----- Material for this task -----

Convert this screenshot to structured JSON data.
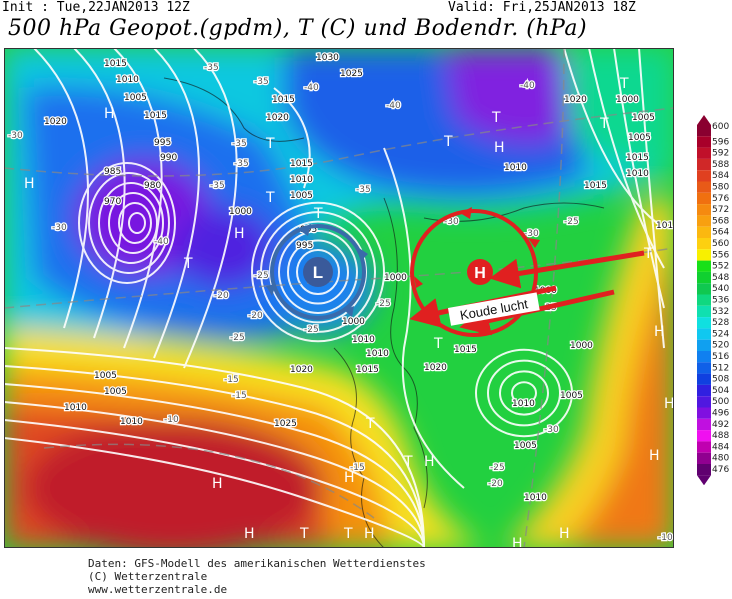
{
  "header": {
    "init": "Init : Tue,22JAN2013 12Z",
    "valid": "Valid: Fri,25JAN2013 18Z",
    "title": "500 hPa Geopot.(gpdm), T (C) und Bodendr. (hPa)"
  },
  "legend": {
    "levels": [
      "600",
      "596",
      "592",
      "588",
      "584",
      "580",
      "576",
      "572",
      "568",
      "564",
      "560",
      "556",
      "552",
      "548",
      "540",
      "536",
      "532",
      "528",
      "524",
      "520",
      "516",
      "512",
      "508",
      "504",
      "500",
      "496",
      "492",
      "488",
      "484",
      "480",
      "476"
    ],
    "colors": [
      "#8a0030",
      "#a8002a",
      "#c0102a",
      "#d02828",
      "#e04020",
      "#e85a18",
      "#f07010",
      "#f58a10",
      "#f8a010",
      "#fbb810",
      "#fdd010",
      "#f8f000",
      "#18e018",
      "#10d030",
      "#10c850",
      "#10d880",
      "#10e0b0",
      "#10e0e0",
      "#10c8f0",
      "#10a0f0",
      "#1080f0",
      "#1060e8",
      "#1040e0",
      "#3020e0",
      "#5018e0",
      "#8010e0",
      "#c010e0",
      "#f010f0",
      "#c000b0",
      "#900090",
      "#600070"
    ]
  },
  "annotations": {
    "low_label": "L",
    "high_label": "H",
    "cold_air_label": "Koude lucht",
    "low_color": "#3a6aaa",
    "high_color": "#e02020"
  },
  "map_labels": {
    "pressure": [
      "1015",
      "1010",
      "1005",
      "1020",
      "995",
      "990",
      "985",
      "980",
      "970",
      "1030",
      "1025",
      "1015",
      "1020",
      "1015",
      "1010",
      "1005",
      "1000",
      "1005",
      "1005",
      "1010",
      "1010",
      "1020",
      "1000",
      "1015",
      "1010",
      "1025",
      "1020",
      "1000",
      "1005",
      "1010",
      "995",
      "1015",
      "1020",
      "1010",
      "1010",
      "1015",
      "1005",
      "1000",
      "1005",
      "1010",
      "1000",
      "995",
      "1015",
      "1015",
      "1000",
      "1005",
      "1010",
      "1015"
    ],
    "temperature": [
      "-35",
      "-35",
      "-40",
      "-30",
      "-35",
      "-35",
      "-35",
      "-40",
      "-40",
      "-30",
      "-25",
      "-20",
      "-25",
      "-15",
      "-10",
      "-15",
      "-35",
      "-25",
      "-25",
      "-20",
      "-30",
      "-25",
      "-40",
      "-25",
      "-30",
      "-25",
      "-20",
      "-15",
      "-30",
      "-10"
    ],
    "systems": [
      "H",
      "H",
      "T",
      "T",
      "T",
      "H",
      "T",
      "T",
      "H",
      "T",
      "T",
      "T",
      "T",
      "H",
      "H",
      "H",
      "H",
      "H",
      "H",
      "T",
      "T",
      "H",
      "H",
      "H",
      "T",
      "H",
      "T",
      "T"
    ]
  },
  "footer": {
    "line1": "Daten: GFS-Modell des amerikanischen Wetterdienstes",
    "line2": "(C) Wetterzentrale",
    "line3": "www.wetterzentrale.de"
  }
}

-----

Task:
Except for the pictures, reproduce every line exactly.

Result of this task:
Convert this screenshot to structured JSON data.
{
  "header": {
    "init": "Init : Tue,22JAN2013 12Z",
    "valid": "Valid: Fri,25JAN2013 18Z",
    "title": "500 hPa Geopot.(gpdm), T (C) und Bodendr. (hPa)"
  },
  "legend": {
    "levels": [
      "600",
      "596",
      "592",
      "588",
      "584",
      "580",
      "576",
      "572",
      "568",
      "564",
      "560",
      "556",
      "552",
      "548",
      "540",
      "536",
      "532",
      "528",
      "524",
      "520",
      "516",
      "512",
      "508",
      "504",
      "500",
      "496",
      "492",
      "488",
      "484",
      "480",
      "476"
    ],
    "colors": [
      "#8a0030",
      "#a8002a",
      "#c0102a",
      "#d02828",
      "#e04020",
      "#e85a18",
      "#f07010",
      "#f58a10",
      "#f8a010",
      "#fbb810",
      "#fdd010",
      "#f8f000",
      "#18e018",
      "#10d030",
      "#10c850",
      "#10d880",
      "#10e0b0",
      "#10e0e0",
      "#10c8f0",
      "#10a0f0",
      "#1080f0",
      "#1060e8",
      "#1040e0",
      "#3020e0",
      "#5018e0",
      "#8010e0",
      "#c010e0",
      "#f010f0",
      "#c000b0",
      "#900090",
      "#600070"
    ]
  },
  "annotations": {
    "low_label": "L",
    "high_label": "H",
    "cold_air_label": "Koude lucht",
    "low_color": "#3a6aaa",
    "high_color": "#e02020"
  },
  "map_labels": {
    "pressure": [
      "1015",
      "1010",
      "1005",
      "1020",
      "995",
      "990",
      "985",
      "980",
      "970",
      "1030",
      "1025",
      "1015",
      "1020",
      "1015",
      "1010",
      "1005",
      "1000",
      "1005",
      "1005",
      "1010",
      "1010",
      "1020",
      "1000",
      "1015",
      "1010",
      "1025",
      "1020",
      "1000",
      "1005",
      "1010",
      "995",
      "1015",
      "1020",
      "1010",
      "1010",
      "1015",
      "1005",
      "1000",
      "1005",
      "1010",
      "1000",
      "995",
      "1015",
      "1015",
      "1000",
      "1005",
      "1010",
      "1015"
    ],
    "temperature": [
      "-35",
      "-35",
      "-40",
      "-30",
      "-35",
      "-35",
      "-35",
      "-40",
      "-40",
      "-30",
      "-25",
      "-20",
      "-25",
      "-15",
      "-10",
      "-15",
      "-35",
      "-25",
      "-25",
      "-20",
      "-30",
      "-25",
      "-40",
      "-25",
      "-30",
      "-25",
      "-20",
      "-15",
      "-30",
      "-10"
    ],
    "systems": [
      "H",
      "H",
      "T",
      "T",
      "T",
      "H",
      "T",
      "T",
      "H",
      "T",
      "T",
      "T",
      "T",
      "H",
      "H",
      "H",
      "H",
      "H",
      "H",
      "T",
      "T",
      "H",
      "H",
      "H",
      "T",
      "H",
      "T",
      "T"
    ]
  },
  "footer": {
    "line1": "Daten: GFS-Modell des amerikanischen Wetterdienstes",
    "line2": "(C) Wetterzentrale",
    "line3": "www.wetterzentrale.de"
  }
}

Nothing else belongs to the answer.